EXERCISE BRIEF
From the listing below, pull out every line where the string "content" appears.

DATA SUPPLIED
——

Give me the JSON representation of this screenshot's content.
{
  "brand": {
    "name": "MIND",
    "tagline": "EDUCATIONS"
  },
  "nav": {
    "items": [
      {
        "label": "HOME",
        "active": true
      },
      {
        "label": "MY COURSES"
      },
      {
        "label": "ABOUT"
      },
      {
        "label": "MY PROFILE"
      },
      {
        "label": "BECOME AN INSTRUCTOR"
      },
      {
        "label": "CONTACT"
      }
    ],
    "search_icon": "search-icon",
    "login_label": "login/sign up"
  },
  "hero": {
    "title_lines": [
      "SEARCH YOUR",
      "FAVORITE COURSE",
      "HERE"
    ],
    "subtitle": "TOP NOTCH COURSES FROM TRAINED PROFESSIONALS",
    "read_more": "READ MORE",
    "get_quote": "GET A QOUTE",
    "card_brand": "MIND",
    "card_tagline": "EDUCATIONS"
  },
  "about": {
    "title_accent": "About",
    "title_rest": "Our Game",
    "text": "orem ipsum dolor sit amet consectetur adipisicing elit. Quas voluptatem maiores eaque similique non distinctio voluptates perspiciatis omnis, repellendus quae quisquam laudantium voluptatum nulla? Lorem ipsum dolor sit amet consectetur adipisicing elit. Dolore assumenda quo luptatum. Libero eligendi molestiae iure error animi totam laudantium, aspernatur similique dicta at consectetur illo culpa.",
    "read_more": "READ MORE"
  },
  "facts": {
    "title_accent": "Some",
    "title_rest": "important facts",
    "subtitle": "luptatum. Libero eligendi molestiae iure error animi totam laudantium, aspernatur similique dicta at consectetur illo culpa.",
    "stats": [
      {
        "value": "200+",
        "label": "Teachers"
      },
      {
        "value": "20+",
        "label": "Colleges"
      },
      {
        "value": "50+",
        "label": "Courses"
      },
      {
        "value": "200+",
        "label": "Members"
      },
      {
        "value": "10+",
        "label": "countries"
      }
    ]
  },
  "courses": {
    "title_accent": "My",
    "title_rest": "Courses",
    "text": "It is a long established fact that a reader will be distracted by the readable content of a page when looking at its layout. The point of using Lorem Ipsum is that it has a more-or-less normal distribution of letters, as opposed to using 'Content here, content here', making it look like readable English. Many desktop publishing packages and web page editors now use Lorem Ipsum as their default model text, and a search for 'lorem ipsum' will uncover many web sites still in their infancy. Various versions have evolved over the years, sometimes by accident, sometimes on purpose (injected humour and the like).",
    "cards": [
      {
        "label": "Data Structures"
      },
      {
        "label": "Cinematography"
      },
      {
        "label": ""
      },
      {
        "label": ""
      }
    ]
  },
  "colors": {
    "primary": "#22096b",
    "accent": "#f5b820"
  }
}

——

RESULT OF THIS EXERCISE
Give me the JSON representation of this screenshot's content.
    "text": "It is a long established fact that a reader will be distracted by the readable content of a page when looking at its layout. The point of using Lorem Ipsum is that it has a more-or-less normal distribution of letters, as opposed to using 'Content here, content here', making it look like readable English. Many desktop publishing packages and web page editors now use Lorem Ipsum as their default model text, and a search for 'lorem ipsum' will uncover many web sites still in their infancy. Various versions have evolved over the years, sometimes by accident, sometimes on purpose (injected humour and the like).",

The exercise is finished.